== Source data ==
· · · · · · ·

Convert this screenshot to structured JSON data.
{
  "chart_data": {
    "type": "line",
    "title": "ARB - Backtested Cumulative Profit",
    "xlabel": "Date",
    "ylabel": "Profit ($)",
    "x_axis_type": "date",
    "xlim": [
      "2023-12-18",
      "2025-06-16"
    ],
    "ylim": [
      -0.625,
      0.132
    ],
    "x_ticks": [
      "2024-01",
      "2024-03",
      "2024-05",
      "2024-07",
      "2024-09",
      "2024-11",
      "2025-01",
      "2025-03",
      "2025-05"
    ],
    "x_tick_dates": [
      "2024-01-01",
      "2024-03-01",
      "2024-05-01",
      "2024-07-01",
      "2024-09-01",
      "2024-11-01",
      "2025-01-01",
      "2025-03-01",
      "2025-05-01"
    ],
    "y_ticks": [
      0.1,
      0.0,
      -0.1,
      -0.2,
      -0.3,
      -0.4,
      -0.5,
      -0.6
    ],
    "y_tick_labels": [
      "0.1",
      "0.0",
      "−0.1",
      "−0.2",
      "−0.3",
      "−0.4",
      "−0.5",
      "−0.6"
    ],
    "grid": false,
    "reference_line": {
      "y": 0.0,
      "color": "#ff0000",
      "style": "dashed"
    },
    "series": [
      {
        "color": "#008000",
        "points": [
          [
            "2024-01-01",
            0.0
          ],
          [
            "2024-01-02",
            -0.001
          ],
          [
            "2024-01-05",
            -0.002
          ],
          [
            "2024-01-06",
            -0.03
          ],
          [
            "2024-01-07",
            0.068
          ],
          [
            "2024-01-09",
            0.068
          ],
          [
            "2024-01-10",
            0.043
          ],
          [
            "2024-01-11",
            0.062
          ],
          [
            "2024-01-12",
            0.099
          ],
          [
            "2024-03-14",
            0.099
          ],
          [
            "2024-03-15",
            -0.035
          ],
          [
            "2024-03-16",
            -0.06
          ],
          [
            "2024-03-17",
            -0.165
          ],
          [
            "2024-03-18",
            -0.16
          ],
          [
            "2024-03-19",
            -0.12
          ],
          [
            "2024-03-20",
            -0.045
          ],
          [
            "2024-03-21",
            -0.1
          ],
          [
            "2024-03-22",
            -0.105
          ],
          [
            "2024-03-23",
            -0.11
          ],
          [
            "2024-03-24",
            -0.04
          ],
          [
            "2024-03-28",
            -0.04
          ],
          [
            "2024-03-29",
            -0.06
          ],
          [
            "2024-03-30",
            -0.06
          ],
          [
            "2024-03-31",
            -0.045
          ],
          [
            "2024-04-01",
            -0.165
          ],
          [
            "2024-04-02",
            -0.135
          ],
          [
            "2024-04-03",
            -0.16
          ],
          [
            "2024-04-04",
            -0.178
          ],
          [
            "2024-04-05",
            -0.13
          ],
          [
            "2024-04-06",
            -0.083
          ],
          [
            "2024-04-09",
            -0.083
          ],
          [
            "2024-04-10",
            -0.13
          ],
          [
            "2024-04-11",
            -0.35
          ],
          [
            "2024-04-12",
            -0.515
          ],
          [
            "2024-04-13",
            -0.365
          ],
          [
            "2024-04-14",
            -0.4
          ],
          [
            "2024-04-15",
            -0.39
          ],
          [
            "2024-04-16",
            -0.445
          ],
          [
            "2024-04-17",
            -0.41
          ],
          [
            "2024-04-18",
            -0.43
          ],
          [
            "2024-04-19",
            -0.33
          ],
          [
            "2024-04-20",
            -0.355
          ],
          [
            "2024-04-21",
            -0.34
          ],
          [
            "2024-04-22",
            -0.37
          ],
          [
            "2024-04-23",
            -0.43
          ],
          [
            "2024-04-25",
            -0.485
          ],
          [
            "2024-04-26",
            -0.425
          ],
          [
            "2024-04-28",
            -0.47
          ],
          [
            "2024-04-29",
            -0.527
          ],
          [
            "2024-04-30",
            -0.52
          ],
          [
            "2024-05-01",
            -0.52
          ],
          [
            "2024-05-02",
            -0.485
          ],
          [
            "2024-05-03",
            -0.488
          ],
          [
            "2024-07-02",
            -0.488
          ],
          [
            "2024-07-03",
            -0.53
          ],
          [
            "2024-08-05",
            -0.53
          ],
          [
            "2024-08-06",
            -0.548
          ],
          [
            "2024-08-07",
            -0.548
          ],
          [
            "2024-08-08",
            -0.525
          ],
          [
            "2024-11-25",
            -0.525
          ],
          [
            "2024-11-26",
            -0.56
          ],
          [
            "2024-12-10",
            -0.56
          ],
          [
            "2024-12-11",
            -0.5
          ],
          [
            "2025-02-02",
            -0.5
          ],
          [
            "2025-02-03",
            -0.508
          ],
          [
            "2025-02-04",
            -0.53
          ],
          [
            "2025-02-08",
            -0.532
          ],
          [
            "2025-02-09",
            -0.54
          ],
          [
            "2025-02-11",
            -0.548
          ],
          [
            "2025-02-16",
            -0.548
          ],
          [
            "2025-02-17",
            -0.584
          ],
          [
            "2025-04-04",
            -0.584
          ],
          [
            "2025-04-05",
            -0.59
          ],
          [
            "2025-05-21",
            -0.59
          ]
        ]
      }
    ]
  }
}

· · · · · · ·

== Task objective ==
Type out the whole listing above again, exactly as it stands.

== Exercise output ==
Convert this screenshot to structured JSON data.
{
  "chart_data": {
    "type": "line",
    "title": "ARB - Backtested Cumulative Profit",
    "xlabel": "Date",
    "ylabel": "Profit ($)",
    "x_axis_type": "date",
    "xlim": [
      "2023-12-18",
      "2025-06-16"
    ],
    "ylim": [
      -0.625,
      0.132
    ],
    "x_ticks": [
      "2024-01",
      "2024-03",
      "2024-05",
      "2024-07",
      "2024-09",
      "2024-11",
      "2025-01",
      "2025-03",
      "2025-05"
    ],
    "x_tick_dates": [
      "2024-01-01",
      "2024-03-01",
      "2024-05-01",
      "2024-07-01",
      "2024-09-01",
      "2024-11-01",
      "2025-01-01",
      "2025-03-01",
      "2025-05-01"
    ],
    "y_ticks": [
      0.1,
      0.0,
      -0.1,
      -0.2,
      -0.3,
      -0.4,
      -0.5,
      -0.6
    ],
    "y_tick_labels": [
      "0.1",
      "0.0",
      "−0.1",
      "−0.2",
      "−0.3",
      "−0.4",
      "−0.5",
      "−0.6"
    ],
    "grid": false,
    "reference_line": {
      "y": 0.0,
      "color": "#ff0000",
      "style": "dashed"
    },
    "series": [
      {
        "color": "#008000",
        "points": [
          [
            "2024-01-01",
            0.0
          ],
          [
            "2024-01-02",
            -0.001
          ],
          [
            "2024-01-05",
            -0.002
          ],
          [
            "2024-01-06",
            -0.03
          ],
          [
            "2024-01-07",
            0.068
          ],
          [
            "2024-01-09",
            0.068
          ],
          [
            "2024-01-10",
            0.043
          ],
          [
            "2024-01-11",
            0.062
          ],
          [
            "2024-01-12",
            0.099
          ],
          [
            "2024-03-14",
            0.099
          ],
          [
            "2024-03-15",
            -0.035
          ],
          [
            "2024-03-16",
            -0.06
          ],
          [
            "2024-03-17",
            -0.165
          ],
          [
            "2024-03-18",
            -0.16
          ],
          [
            "2024-03-19",
            -0.12
          ],
          [
            "2024-03-20",
            -0.045
          ],
          [
            "2024-03-21",
            -0.1
          ],
          [
            "2024-03-22",
            -0.105
          ],
          [
            "2024-03-23",
            -0.11
          ],
          [
            "2024-03-24",
            -0.04
          ],
          [
            "2024-03-28",
            -0.04
          ],
          [
            "2024-03-29",
            -0.06
          ],
          [
            "2024-03-30",
            -0.06
          ],
          [
            "2024-03-31",
            -0.045
          ],
          [
            "2024-04-01",
            -0.165
          ],
          [
            "2024-04-02",
            -0.135
          ],
          [
            "2024-04-03",
            -0.16
          ],
          [
            "2024-04-04",
            -0.178
          ],
          [
            "2024-04-05",
            -0.13
          ],
          [
            "2024-04-06",
            -0.083
          ],
          [
            "2024-04-09",
            -0.083
          ],
          [
            "2024-04-10",
            -0.13
          ],
          [
            "2024-04-11",
            -0.35
          ],
          [
            "2024-04-12",
            -0.515
          ],
          [
            "2024-04-13",
            -0.365
          ],
          [
            "2024-04-14",
            -0.4
          ],
          [
            "2024-04-15",
            -0.39
          ],
          [
            "2024-04-16",
            -0.445
          ],
          [
            "2024-04-17",
            -0.41
          ],
          [
            "2024-04-18",
            -0.43
          ],
          [
            "2024-04-19",
            -0.33
          ],
          [
            "2024-04-20",
            -0.355
          ],
          [
            "2024-04-21",
            -0.34
          ],
          [
            "2024-04-22",
            -0.37
          ],
          [
            "2024-04-23",
            -0.43
          ],
          [
            "2024-04-25",
            -0.485
          ],
          [
            "2024-04-26",
            -0.425
          ],
          [
            "2024-04-28",
            -0.47
          ],
          [
            "2024-04-29",
            -0.527
          ],
          [
            "2024-04-30",
            -0.52
          ],
          [
            "2024-05-01",
            -0.52
          ],
          [
            "2024-05-02",
            -0.485
          ],
          [
            "2024-05-03",
            -0.488
          ],
          [
            "2024-07-02",
            -0.488
          ],
          [
            "2024-07-03",
            -0.53
          ],
          [
            "2024-08-05",
            -0.53
          ],
          [
            "2024-08-06",
            -0.548
          ],
          [
            "2024-08-07",
            -0.548
          ],
          [
            "2024-08-08",
            -0.525
          ],
          [
            "2024-11-25",
            -0.525
          ],
          [
            "2024-11-26",
            -0.56
          ],
          [
            "2024-12-10",
            -0.56
          ],
          [
            "2024-12-11",
            -0.5
          ],
          [
            "2025-02-02",
            -0.5
          ],
          [
            "2025-02-03",
            -0.508
          ],
          [
            "2025-02-04",
            -0.53
          ],
          [
            "2025-02-08",
            -0.532
          ],
          [
            "2025-02-09",
            -0.54
          ],
          [
            "2025-02-11",
            -0.548
          ],
          [
            "2025-02-16",
            -0.548
          ],
          [
            "2025-02-17",
            -0.584
          ],
          [
            "2025-04-04",
            -0.584
          ],
          [
            "2025-04-05",
            -0.59
          ],
          [
            "2025-05-21",
            -0.59
          ]
        ]
      }
    ]
  }
}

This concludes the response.